»»

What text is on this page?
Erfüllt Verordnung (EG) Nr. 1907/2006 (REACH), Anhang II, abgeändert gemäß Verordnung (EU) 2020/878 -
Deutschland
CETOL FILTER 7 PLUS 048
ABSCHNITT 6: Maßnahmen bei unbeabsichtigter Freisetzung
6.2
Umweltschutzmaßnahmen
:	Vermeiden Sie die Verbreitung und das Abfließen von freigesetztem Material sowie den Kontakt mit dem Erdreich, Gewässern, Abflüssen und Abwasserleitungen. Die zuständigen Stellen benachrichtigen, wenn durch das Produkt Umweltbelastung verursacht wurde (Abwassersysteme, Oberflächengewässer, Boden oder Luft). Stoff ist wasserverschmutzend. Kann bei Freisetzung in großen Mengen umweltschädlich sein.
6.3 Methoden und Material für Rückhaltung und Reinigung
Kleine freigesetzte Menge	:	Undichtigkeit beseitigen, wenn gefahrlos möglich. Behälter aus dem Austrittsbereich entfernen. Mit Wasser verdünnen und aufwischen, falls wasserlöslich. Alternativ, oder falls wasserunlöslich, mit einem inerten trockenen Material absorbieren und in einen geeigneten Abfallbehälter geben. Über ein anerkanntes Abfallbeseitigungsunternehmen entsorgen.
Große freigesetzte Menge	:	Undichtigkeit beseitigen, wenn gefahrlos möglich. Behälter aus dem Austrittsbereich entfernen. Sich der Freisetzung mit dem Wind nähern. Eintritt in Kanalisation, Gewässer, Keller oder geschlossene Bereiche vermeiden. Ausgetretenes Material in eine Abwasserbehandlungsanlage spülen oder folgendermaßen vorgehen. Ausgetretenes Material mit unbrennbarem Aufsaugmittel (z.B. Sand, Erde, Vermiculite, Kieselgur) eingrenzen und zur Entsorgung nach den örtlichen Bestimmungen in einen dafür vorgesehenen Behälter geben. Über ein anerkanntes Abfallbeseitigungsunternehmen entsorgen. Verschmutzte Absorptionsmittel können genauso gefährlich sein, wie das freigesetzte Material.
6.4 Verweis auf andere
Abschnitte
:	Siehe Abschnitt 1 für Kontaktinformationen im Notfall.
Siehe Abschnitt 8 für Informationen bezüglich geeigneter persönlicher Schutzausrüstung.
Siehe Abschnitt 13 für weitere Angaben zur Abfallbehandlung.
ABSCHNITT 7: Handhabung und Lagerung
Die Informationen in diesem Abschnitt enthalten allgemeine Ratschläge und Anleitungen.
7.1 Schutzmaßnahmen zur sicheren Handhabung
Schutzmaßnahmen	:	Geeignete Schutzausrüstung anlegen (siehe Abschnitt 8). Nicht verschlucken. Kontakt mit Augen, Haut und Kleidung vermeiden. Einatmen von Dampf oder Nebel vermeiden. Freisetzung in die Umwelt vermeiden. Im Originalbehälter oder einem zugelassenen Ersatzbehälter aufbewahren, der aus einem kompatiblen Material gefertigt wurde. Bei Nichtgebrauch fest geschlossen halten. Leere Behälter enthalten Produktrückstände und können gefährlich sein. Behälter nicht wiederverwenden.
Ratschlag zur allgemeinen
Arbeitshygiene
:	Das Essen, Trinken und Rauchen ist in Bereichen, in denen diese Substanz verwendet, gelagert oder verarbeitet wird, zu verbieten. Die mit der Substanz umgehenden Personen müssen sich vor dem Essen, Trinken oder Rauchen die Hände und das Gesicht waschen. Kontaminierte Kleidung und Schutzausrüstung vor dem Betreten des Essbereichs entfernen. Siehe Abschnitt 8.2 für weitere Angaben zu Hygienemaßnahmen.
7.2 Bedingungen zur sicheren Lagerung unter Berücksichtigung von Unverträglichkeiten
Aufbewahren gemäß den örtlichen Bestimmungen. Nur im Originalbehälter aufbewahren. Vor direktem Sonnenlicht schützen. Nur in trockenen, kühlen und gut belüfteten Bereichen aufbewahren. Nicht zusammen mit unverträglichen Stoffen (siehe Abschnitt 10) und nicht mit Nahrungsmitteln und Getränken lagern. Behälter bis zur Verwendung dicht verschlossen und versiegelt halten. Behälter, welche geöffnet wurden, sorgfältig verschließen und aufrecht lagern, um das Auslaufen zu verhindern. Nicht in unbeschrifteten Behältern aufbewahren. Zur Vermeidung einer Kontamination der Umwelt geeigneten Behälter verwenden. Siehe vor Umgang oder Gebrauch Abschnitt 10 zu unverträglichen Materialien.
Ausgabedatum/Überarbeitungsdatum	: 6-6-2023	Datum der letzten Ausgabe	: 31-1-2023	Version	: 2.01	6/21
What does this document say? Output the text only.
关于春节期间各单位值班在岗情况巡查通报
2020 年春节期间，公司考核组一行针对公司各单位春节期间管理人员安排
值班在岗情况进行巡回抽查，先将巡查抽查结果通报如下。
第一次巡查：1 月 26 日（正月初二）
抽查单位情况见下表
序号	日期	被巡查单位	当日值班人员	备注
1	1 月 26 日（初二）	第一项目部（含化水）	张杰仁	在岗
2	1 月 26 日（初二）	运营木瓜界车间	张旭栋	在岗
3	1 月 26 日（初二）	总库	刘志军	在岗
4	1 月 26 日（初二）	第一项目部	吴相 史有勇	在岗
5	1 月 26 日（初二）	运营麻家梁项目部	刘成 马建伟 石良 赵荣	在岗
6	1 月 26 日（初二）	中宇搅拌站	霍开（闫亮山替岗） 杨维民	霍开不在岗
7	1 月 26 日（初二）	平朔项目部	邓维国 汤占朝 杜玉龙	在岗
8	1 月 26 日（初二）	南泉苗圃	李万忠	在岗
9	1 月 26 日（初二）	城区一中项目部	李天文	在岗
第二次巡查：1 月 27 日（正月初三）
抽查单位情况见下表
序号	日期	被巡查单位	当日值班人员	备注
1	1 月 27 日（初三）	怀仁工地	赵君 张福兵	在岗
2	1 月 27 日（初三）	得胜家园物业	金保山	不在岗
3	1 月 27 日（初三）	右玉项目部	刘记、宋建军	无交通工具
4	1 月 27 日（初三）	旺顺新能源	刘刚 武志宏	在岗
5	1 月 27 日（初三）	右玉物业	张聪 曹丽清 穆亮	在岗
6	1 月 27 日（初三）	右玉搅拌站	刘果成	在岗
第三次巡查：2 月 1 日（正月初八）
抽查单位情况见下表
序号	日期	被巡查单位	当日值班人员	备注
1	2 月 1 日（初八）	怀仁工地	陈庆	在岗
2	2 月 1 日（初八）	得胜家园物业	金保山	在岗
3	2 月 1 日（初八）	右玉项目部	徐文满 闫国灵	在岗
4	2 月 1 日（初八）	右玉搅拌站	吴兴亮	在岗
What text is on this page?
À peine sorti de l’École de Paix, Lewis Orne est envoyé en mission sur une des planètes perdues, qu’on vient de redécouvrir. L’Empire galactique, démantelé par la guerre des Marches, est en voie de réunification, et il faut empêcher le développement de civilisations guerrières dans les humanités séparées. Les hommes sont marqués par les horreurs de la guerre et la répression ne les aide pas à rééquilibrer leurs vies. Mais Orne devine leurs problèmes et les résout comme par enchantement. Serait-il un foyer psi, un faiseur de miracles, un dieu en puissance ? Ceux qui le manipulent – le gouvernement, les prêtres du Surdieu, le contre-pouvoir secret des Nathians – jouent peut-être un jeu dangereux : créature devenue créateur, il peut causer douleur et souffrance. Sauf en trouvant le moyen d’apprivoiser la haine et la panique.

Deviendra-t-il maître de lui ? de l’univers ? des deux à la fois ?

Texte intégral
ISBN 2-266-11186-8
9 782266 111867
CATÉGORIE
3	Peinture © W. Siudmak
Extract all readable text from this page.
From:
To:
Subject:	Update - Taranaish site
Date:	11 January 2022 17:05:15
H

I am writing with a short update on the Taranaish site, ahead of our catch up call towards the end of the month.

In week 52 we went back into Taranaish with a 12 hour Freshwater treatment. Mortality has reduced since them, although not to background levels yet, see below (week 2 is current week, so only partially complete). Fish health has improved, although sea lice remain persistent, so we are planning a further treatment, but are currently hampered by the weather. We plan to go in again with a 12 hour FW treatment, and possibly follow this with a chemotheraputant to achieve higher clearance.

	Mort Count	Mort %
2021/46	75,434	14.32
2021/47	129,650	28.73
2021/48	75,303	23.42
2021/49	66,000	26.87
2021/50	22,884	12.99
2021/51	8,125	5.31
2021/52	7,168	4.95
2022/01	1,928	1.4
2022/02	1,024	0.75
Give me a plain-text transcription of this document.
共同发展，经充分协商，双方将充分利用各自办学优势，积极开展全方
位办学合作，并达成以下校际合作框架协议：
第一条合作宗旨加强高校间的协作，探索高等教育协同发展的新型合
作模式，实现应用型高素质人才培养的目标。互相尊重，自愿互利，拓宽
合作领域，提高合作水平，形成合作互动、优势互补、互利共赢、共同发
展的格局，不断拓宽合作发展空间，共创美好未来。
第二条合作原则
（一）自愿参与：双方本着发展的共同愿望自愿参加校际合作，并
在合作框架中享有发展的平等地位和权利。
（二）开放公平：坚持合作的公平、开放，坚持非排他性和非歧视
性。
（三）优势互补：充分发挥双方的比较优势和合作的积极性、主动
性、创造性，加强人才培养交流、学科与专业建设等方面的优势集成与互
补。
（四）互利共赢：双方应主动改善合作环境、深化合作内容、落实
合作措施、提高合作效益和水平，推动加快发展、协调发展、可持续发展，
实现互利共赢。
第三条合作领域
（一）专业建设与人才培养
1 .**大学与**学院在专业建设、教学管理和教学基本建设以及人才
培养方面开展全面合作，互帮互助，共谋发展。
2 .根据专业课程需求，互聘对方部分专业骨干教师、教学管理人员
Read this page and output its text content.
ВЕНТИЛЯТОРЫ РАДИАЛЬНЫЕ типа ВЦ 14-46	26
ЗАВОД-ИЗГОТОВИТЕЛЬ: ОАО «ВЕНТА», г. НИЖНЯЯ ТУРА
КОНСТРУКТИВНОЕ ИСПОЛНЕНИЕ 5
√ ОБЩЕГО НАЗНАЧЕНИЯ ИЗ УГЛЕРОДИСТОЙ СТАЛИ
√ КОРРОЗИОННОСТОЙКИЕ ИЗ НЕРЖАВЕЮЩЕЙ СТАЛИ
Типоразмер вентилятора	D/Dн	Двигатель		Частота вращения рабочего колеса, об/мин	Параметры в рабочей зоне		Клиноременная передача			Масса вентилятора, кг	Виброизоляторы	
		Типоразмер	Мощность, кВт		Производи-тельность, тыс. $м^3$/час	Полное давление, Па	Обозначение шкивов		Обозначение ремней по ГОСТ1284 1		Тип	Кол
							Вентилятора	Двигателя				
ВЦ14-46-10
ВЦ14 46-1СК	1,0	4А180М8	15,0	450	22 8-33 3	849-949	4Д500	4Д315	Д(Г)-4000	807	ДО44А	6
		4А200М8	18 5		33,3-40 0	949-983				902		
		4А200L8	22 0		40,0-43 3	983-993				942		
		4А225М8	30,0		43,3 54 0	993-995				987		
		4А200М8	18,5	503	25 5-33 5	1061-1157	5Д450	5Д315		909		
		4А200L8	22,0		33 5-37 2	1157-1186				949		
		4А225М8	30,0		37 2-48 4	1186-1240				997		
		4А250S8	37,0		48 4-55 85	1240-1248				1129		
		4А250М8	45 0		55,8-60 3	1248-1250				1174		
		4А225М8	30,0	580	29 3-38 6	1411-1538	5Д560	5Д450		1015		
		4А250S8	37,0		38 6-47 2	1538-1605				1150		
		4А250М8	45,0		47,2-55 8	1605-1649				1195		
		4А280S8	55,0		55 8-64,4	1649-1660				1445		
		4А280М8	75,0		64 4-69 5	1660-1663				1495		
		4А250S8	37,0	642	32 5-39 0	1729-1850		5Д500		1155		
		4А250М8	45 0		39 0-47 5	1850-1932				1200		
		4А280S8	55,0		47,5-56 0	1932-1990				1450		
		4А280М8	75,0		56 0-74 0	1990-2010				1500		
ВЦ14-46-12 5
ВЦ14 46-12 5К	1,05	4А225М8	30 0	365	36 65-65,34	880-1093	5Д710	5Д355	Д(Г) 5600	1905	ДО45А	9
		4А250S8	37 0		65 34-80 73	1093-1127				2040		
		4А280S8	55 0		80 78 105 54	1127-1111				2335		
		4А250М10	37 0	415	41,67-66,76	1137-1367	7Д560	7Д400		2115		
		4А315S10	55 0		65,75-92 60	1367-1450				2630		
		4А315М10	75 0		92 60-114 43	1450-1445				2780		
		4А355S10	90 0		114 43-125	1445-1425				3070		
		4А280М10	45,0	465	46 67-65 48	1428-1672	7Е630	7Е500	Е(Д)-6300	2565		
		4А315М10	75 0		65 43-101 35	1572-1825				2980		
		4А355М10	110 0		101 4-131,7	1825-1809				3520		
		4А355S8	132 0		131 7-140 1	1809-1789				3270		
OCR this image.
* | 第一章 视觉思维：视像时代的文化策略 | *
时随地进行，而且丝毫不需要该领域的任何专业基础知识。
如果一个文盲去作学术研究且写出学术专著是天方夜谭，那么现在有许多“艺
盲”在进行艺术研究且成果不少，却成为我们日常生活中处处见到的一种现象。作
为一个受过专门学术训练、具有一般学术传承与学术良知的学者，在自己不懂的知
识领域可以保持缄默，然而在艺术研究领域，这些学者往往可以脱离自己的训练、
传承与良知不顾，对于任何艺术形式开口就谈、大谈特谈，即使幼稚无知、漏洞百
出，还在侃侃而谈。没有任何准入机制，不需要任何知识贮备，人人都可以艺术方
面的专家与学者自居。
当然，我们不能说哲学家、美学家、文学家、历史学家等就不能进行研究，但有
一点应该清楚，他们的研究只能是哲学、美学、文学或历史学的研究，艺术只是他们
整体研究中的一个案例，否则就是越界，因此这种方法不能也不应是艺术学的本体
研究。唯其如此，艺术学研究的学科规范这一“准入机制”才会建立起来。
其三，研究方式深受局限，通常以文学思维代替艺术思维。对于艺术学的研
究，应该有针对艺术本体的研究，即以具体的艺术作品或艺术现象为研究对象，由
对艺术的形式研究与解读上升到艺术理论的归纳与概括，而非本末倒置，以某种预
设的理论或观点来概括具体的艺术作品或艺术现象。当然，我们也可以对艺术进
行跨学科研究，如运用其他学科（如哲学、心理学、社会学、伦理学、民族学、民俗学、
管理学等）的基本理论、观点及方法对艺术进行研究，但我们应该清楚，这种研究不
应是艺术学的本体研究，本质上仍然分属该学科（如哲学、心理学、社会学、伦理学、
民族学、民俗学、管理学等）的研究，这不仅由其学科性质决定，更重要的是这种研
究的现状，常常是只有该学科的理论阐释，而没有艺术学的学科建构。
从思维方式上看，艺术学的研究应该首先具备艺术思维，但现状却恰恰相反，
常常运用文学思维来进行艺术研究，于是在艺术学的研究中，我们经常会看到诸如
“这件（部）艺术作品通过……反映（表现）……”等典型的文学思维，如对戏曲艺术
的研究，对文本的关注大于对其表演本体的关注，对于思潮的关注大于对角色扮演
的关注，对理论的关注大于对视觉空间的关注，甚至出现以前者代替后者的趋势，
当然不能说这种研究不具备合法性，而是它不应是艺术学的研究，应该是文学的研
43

««

*EXERCISE OBJECTIVE*: Search the entries for the word "优势互补" and copy every line that has it.

*TASK RESULT*:
合作领域，提高合作水平，形成合作互动、优势互补、互利共赢、共同发
（三）优势互补：充分发挥双方的比较优势和合作的积极性、主动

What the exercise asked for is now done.